(Data records)
···
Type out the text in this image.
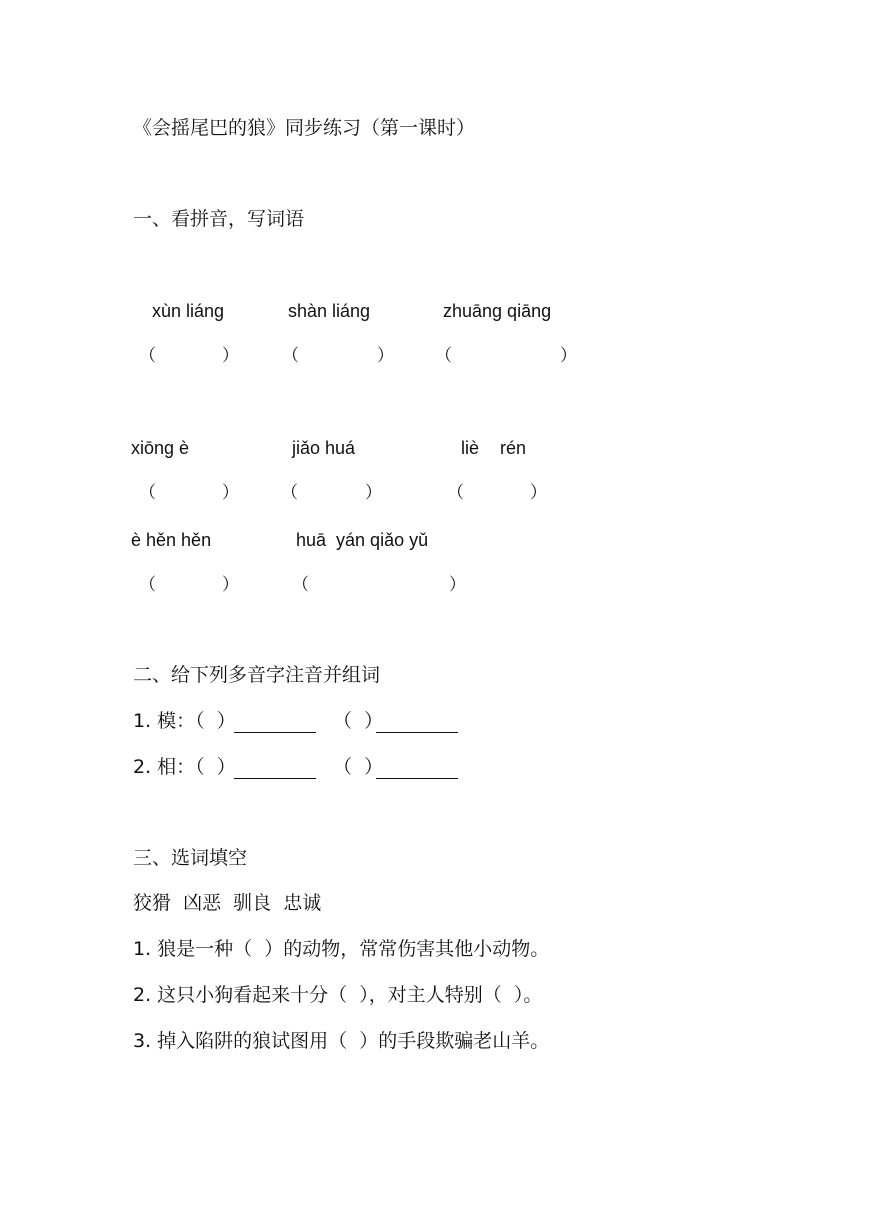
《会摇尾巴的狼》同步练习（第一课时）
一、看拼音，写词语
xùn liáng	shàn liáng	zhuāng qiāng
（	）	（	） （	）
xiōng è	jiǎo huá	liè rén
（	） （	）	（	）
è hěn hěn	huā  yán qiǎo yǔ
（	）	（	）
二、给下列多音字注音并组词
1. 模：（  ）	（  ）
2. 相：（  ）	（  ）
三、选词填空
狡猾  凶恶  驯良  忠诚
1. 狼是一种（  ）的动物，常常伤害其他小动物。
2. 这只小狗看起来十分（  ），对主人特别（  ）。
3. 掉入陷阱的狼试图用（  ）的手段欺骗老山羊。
···
# Short problem
Give back each entry exactly as it appears, with no pictures.

# Finished task
Type out the text in this image.
《会摇尾巴的狼》同步练习（第一课时）
一、看拼音，写词语
xùn liáng	shàn liáng	zhuāng qiāng
（	）	（	） （	）
xiōng è	jiǎo huá	liè rén
（	） （	）	（	）
è hěn hěn	huā  yán qiǎo yǔ
（	）	（	）
二、给下列多音字注音并组词
1. 模：（  ）	（  ）
2. 相：（  ）	（  ）
三、选词填空
狡猾  凶恶  驯良  忠诚
1. 狼是一种（  ）的动物，常常伤害其他小动物。
2. 这只小狗看起来十分（  ），对主人特别（  ）。
3. 掉入陷阱的狼试图用（  ）的手段欺骗老山羊。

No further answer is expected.